**EXERCISE AIM:**
Print the entire listing. Each line must match the original exactly.

**DATA RECORDS:**
>> Begin

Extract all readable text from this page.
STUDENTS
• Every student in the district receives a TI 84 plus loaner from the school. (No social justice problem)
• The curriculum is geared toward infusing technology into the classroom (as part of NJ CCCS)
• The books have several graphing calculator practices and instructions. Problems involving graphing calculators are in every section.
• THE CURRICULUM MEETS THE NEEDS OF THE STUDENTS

>> End

**OUTPUT FOR THIS EXERCISE:**
Extract all readable text from this page.
STUDENTS
• Every student in the district receives a TI 84 plus loaner from the school. (No social justice problem)
• The curriculum is geared toward infusing technology into the classroom (as part of NJ CCCS)
• The books have several graphing calculator practices and instructions. Problems involving graphing calculators are in every section.
• THE CURRICULUM MEETS THE NEEDS OF THE STUDENTS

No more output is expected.